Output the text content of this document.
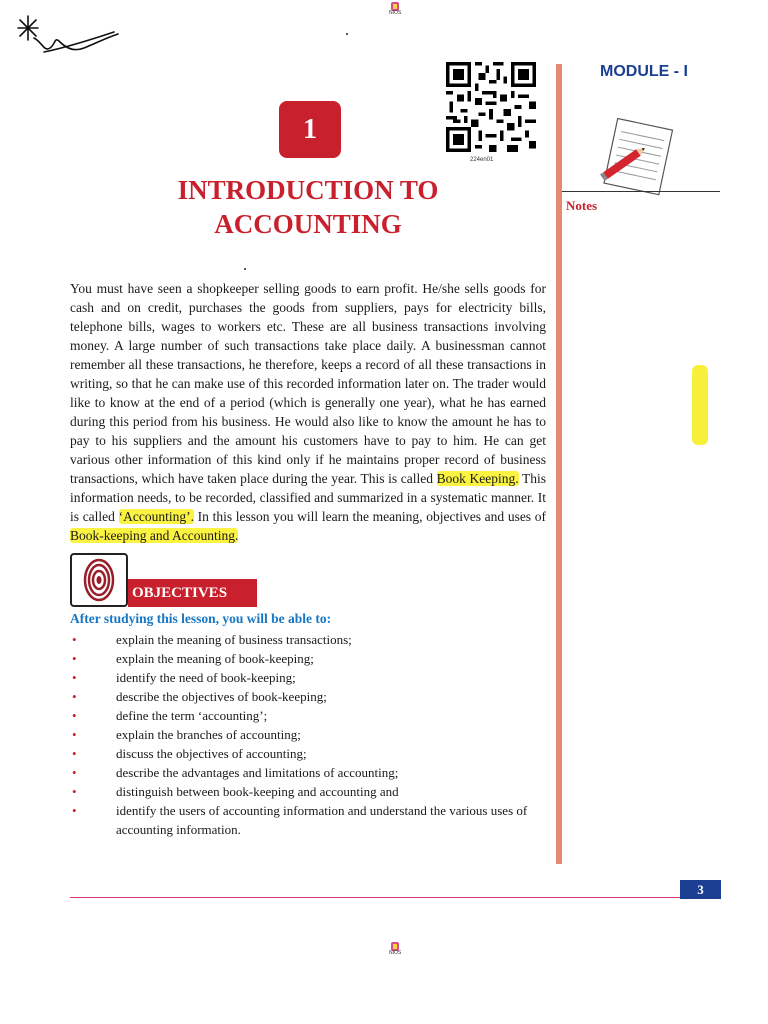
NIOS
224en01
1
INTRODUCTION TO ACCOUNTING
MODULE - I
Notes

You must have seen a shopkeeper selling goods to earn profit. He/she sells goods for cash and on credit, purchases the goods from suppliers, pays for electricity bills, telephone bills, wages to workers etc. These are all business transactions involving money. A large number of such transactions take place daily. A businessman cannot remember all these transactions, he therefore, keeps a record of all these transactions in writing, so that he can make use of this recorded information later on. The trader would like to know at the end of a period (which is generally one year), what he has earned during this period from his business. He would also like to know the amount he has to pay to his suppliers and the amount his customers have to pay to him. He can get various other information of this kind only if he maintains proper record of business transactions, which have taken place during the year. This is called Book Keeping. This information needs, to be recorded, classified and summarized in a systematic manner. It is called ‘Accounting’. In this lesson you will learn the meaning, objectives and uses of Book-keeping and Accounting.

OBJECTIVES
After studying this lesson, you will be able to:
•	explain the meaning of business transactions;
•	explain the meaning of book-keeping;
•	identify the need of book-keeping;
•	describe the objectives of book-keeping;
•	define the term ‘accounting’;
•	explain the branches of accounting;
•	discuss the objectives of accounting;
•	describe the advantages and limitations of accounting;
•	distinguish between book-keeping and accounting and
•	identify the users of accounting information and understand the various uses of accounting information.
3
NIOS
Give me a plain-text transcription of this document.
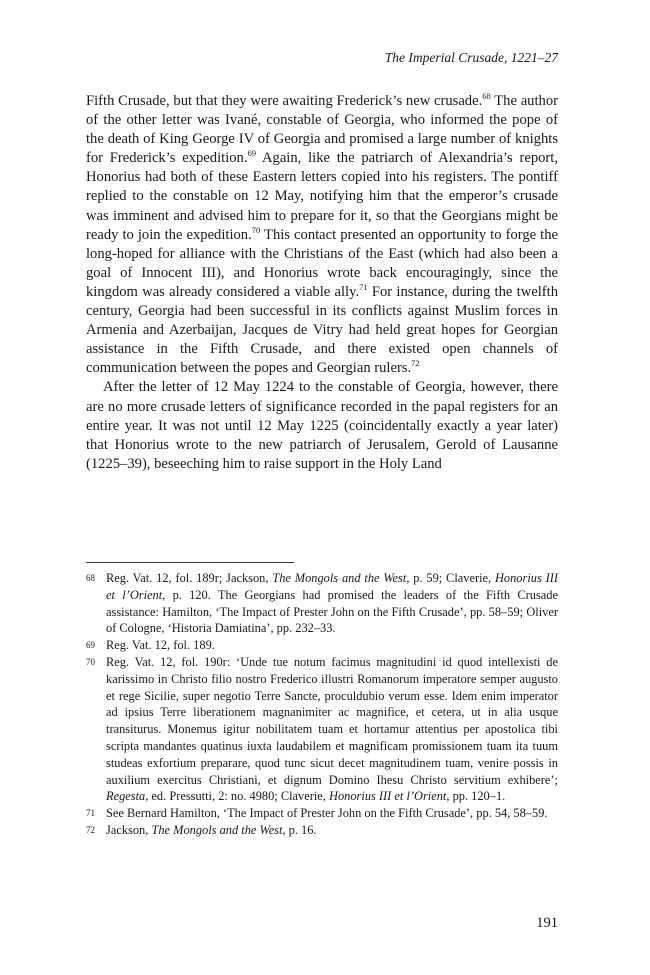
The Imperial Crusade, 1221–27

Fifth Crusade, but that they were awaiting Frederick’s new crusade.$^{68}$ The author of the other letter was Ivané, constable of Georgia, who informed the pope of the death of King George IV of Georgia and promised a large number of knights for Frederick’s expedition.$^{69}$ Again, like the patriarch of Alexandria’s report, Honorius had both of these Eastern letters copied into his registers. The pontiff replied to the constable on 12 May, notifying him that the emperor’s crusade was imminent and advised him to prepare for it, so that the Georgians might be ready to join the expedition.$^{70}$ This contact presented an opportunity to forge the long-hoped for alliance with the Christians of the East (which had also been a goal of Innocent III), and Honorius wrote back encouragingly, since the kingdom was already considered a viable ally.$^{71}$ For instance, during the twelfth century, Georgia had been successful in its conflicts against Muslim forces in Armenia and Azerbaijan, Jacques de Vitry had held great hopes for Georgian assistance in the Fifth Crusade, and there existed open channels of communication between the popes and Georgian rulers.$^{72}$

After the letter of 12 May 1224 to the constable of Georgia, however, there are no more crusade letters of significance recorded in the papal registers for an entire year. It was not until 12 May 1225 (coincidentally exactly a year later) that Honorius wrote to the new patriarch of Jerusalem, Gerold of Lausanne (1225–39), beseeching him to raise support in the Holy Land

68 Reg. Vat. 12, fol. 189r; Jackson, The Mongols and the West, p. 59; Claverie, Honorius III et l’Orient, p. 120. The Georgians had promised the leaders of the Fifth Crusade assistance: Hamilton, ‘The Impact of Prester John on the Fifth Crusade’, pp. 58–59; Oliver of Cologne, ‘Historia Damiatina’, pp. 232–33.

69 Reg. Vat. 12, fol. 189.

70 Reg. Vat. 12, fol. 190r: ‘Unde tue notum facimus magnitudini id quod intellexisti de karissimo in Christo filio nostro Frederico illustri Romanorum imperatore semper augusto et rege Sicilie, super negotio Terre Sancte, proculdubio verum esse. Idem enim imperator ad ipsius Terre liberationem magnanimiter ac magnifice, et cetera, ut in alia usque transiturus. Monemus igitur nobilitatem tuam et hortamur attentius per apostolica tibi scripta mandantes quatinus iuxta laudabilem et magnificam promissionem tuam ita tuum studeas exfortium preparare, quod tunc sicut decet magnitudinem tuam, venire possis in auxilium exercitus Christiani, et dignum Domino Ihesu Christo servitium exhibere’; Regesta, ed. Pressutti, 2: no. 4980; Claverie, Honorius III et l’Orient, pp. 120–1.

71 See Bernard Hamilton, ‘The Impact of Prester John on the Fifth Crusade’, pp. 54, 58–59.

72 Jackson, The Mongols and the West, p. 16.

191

**TASK REQUIREMENTS**
All the records above need to be given again word for word. Skip the pictures.

**EXPECTED OUTPUT**
Output the text content of this document.
NIOS
224en01
1
INTRODUCTION TO ACCOUNTING
MODULE - I
Notes

You must have seen a shopkeeper selling goods to earn profit. He/she sells goods for cash and on credit, purchases the goods from suppliers, pays for electricity bills, telephone bills, wages to workers etc. These are all business transactions involving money. A large number of such transactions take place daily. A businessman cannot remember all these transactions, he therefore, keeps a record of all these transactions in writing, so that he can make use of this recorded information later on. The trader would like to know at the end of a period (which is generally one year), what he has earned during this period from his business. He would also like to know the amount he has to pay to his suppliers and the amount his customers have to pay to him. He can get various other information of this kind only if he maintains proper record of business transactions, which have taken place during the year. This is called Book Keeping. This information needs, to be recorded, classified and summarized in a systematic manner. It is called ‘Accounting’. In this lesson you will learn the meaning, objectives and uses of Book-keeping and Accounting.

OBJECTIVES
After studying this lesson, you will be able to:
•	explain the meaning of business transactions;
•	explain the meaning of book-keeping;
•	identify the need of book-keeping;
•	describe the objectives of book-keeping;
•	define the term ‘accounting’;
•	explain the branches of accounting;
•	discuss the objectives of accounting;
•	describe the advantages and limitations of accounting;
•	distinguish between book-keeping and accounting and
•	identify the users of accounting information and understand the various uses of accounting information.
3
NIOS
Give me a plain-text transcription of this document.
The Imperial Crusade, 1221–27

Fifth Crusade, but that they were awaiting Frederick’s new crusade.$^{68}$ The author of the other letter was Ivané, constable of Georgia, who informed the pope of the death of King George IV of Georgia and promised a large number of knights for Frederick’s expedition.$^{69}$ Again, like the patriarch of Alexandria’s report, Honorius had both of these Eastern letters copied into his registers. The pontiff replied to the constable on 12 May, notifying him that the emperor’s crusade was imminent and advised him to prepare for it, so that the Georgians might be ready to join the expedition.$^{70}$ This contact presented an opportunity to forge the long-hoped for alliance with the Christians of the East (which had also been a goal of Innocent III), and Honorius wrote back encouragingly, since the kingdom was already considered a viable ally.$^{71}$ For instance, during the twelfth century, Georgia had been successful in its conflicts against Muslim forces in Armenia and Azerbaijan, Jacques de Vitry had held great hopes for Georgian assistance in the Fifth Crusade, and there existed open channels of communication between the popes and Georgian rulers.$^{72}$

After the letter of 12 May 1224 to the constable of Georgia, however, there are no more crusade letters of significance recorded in the papal registers for an entire year. It was not until 12 May 1225 (coincidentally exactly a year later) that Honorius wrote to the new patriarch of Jerusalem, Gerold of Lausanne (1225–39), beseeching him to raise support in the Holy Land

68 Reg. Vat. 12, fol. 189r; Jackson, The Mongols and the West, p. 59; Claverie, Honorius III et l’Orient, p. 120. The Georgians had promised the leaders of the Fifth Crusade assistance: Hamilton, ‘The Impact of Prester John on the Fifth Crusade’, pp. 58–59; Oliver of Cologne, ‘Historia Damiatina’, pp. 232–33.

69 Reg. Vat. 12, fol. 189.

70 Reg. Vat. 12, fol. 190r: ‘Unde tue notum facimus magnitudini id quod intellexisti de karissimo in Christo filio nostro Frederico illustri Romanorum imperatore semper augusto et rege Sicilie, super negotio Terre Sancte, proculdubio verum esse. Idem enim imperator ad ipsius Terre liberationem magnanimiter ac magnifice, et cetera, ut in alia usque transiturus. Monemus igitur nobilitatem tuam et hortamur attentius per apostolica tibi scripta mandantes quatinus iuxta laudabilem et magnificam promissionem tuam ita tuum studeas exfortium preparare, quod tunc sicut decet magnitudinem tuam, venire possis in auxilium exercitus Christiani, et dignum Domino Ihesu Christo servitium exhibere’; Regesta, ed. Pressutti, 2: no. 4980; Claverie, Honorius III et l’Orient, pp. 120–1.

71 See Bernard Hamilton, ‘The Impact of Prester John on the Fifth Crusade’, pp. 54, 58–59.

72 Jackson, The Mongols and the West, p. 16.

191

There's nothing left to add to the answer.